[Dataset records]
★ ★ ★ ★

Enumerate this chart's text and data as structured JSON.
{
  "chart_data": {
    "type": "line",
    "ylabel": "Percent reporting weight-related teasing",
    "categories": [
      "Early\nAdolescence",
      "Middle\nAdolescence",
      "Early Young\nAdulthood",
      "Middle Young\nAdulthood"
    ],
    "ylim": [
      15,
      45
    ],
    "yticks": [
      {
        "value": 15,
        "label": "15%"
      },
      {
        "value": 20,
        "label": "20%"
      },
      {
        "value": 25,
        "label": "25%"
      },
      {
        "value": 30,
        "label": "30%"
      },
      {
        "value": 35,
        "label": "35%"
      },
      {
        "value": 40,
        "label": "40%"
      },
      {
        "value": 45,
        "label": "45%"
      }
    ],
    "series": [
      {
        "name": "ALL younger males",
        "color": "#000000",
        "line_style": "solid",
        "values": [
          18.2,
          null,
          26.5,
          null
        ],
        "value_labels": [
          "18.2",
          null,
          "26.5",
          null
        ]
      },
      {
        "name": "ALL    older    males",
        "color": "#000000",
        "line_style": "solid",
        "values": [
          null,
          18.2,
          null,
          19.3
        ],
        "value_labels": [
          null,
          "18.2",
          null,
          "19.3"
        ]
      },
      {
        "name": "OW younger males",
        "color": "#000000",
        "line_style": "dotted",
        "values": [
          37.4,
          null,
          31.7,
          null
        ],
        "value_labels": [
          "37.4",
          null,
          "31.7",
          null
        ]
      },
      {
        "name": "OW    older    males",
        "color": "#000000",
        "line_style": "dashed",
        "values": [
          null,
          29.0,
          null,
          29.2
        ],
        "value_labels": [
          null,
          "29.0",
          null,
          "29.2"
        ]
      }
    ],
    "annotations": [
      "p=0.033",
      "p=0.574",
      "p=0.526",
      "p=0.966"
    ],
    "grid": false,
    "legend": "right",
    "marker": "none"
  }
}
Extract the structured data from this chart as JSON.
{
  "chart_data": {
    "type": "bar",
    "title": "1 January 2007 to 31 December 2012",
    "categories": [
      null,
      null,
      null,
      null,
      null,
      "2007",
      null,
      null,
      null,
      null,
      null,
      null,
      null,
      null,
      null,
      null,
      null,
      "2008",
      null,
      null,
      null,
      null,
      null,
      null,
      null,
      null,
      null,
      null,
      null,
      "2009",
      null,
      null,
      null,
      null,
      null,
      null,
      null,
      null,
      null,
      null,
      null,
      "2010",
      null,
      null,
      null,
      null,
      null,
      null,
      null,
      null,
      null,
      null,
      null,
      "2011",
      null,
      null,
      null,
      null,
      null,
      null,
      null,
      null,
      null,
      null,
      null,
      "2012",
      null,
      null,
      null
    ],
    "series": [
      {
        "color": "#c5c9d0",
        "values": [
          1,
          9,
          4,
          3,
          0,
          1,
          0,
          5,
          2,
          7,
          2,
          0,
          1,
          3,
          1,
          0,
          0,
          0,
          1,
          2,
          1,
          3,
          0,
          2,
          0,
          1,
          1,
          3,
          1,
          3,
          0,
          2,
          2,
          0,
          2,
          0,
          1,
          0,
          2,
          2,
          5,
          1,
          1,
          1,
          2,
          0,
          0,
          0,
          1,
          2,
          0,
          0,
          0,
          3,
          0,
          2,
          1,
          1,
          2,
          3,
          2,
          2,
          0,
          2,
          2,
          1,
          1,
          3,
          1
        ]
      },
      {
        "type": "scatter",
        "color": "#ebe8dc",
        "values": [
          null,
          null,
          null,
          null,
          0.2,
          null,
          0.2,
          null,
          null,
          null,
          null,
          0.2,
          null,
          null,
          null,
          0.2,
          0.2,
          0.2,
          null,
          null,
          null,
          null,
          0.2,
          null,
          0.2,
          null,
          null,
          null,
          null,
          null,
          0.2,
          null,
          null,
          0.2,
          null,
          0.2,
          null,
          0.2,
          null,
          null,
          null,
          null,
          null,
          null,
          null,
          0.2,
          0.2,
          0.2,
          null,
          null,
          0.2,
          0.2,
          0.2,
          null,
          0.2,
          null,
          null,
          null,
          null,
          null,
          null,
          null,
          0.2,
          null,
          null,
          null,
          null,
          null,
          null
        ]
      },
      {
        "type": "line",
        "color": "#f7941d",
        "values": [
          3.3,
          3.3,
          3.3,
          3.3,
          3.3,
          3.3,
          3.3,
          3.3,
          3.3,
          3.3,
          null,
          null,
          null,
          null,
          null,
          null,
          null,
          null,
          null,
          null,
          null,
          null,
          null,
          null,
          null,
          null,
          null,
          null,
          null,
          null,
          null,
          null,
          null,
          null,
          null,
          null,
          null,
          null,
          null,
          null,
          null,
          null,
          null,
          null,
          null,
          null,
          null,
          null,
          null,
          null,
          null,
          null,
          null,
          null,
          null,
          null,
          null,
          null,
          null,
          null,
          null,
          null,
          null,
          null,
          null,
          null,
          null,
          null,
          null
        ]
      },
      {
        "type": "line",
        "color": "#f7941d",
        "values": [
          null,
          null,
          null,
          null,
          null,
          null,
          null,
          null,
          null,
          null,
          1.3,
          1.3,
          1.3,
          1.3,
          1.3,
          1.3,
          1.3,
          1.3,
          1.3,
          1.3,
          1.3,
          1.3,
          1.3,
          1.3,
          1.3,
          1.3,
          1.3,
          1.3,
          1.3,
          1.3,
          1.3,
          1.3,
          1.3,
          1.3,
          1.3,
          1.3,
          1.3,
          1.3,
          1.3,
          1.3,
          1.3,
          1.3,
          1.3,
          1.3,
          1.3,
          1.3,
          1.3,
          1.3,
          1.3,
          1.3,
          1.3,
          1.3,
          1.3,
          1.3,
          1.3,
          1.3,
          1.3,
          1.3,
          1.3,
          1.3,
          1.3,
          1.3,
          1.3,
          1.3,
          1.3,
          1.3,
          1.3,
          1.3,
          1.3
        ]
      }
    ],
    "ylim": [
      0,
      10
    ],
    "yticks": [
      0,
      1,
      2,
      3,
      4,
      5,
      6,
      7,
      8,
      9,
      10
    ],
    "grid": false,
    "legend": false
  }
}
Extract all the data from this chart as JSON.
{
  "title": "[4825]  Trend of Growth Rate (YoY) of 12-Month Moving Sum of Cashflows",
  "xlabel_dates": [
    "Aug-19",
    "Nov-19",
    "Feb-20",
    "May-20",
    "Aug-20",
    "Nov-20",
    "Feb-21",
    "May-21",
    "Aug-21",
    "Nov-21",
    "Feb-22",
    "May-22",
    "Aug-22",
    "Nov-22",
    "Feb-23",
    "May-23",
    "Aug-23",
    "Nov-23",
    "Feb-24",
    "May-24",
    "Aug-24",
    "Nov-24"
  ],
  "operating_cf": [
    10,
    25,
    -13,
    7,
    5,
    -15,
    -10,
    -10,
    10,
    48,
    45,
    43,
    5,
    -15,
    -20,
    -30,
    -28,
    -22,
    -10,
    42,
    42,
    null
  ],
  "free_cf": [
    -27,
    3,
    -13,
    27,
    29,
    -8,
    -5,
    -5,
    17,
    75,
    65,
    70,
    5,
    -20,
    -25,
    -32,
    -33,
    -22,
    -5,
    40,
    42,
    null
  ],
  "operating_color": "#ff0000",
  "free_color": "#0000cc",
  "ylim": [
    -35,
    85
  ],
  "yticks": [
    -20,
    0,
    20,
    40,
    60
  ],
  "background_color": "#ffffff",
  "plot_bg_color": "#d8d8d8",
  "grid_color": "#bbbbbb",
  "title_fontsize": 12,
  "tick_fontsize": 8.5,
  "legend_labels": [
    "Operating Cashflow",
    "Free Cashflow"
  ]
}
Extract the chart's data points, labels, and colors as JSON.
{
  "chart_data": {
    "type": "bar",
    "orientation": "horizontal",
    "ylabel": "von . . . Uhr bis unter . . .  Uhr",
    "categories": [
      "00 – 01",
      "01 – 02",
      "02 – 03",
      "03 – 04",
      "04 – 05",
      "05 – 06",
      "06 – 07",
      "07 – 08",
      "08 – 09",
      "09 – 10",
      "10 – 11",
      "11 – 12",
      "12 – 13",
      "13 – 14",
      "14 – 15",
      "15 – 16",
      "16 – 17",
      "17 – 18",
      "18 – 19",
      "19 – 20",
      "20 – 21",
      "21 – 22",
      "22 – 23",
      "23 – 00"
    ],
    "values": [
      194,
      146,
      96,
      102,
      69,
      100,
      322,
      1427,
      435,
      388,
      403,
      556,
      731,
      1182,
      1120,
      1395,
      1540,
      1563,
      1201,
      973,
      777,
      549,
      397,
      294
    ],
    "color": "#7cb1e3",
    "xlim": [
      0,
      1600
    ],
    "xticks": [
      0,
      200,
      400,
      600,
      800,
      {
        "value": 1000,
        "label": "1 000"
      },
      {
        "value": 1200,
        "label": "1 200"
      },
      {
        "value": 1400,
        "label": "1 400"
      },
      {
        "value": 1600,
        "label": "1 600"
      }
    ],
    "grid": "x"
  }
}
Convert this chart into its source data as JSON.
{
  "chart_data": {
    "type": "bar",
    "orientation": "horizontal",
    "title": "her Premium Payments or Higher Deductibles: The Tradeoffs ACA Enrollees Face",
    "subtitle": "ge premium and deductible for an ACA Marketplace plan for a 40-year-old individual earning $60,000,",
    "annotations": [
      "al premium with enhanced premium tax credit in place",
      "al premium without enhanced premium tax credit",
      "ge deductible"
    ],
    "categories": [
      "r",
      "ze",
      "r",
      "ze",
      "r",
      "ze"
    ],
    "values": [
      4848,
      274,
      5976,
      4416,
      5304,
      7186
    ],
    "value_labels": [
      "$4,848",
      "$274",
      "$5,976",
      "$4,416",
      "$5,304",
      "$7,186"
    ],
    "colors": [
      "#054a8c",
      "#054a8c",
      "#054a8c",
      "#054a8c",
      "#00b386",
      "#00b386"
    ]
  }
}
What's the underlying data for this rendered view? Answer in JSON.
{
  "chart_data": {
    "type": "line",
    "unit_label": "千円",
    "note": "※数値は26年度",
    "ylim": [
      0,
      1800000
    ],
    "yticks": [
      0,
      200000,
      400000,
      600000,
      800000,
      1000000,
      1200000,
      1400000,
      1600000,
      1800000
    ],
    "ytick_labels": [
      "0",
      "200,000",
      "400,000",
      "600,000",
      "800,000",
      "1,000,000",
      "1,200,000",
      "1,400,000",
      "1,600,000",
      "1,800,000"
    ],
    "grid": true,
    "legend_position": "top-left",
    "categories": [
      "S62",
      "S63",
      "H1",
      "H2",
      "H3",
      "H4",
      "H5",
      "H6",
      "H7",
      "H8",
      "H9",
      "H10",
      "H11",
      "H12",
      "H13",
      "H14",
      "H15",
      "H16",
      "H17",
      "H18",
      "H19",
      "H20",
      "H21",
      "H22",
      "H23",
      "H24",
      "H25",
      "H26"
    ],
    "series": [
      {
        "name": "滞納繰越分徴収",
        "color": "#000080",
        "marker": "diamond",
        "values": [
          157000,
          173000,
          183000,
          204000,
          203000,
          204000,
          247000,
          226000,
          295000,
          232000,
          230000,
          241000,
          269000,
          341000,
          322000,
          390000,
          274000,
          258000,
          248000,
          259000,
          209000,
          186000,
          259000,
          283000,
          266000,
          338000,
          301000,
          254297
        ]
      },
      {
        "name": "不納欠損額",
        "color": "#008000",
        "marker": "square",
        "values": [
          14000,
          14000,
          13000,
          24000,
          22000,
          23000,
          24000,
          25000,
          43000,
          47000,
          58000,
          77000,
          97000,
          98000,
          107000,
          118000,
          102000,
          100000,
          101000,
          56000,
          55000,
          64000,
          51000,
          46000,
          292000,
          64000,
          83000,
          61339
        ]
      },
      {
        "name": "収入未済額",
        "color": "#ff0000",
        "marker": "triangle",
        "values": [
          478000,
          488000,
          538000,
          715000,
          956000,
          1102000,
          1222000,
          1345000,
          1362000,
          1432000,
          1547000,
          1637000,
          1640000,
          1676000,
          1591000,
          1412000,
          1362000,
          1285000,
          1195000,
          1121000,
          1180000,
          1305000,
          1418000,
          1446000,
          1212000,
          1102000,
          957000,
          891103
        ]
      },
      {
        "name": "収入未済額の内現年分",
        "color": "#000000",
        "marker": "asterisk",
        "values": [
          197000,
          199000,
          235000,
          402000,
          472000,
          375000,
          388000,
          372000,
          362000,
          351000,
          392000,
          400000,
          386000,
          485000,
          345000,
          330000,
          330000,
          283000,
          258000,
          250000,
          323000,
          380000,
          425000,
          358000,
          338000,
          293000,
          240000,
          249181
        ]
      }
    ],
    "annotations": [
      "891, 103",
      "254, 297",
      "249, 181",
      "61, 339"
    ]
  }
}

★ ★ ★ ★

■ SHORT TASK: Write only the number of lines in the records that include the word "colors".

■ FINAL RESULT: 2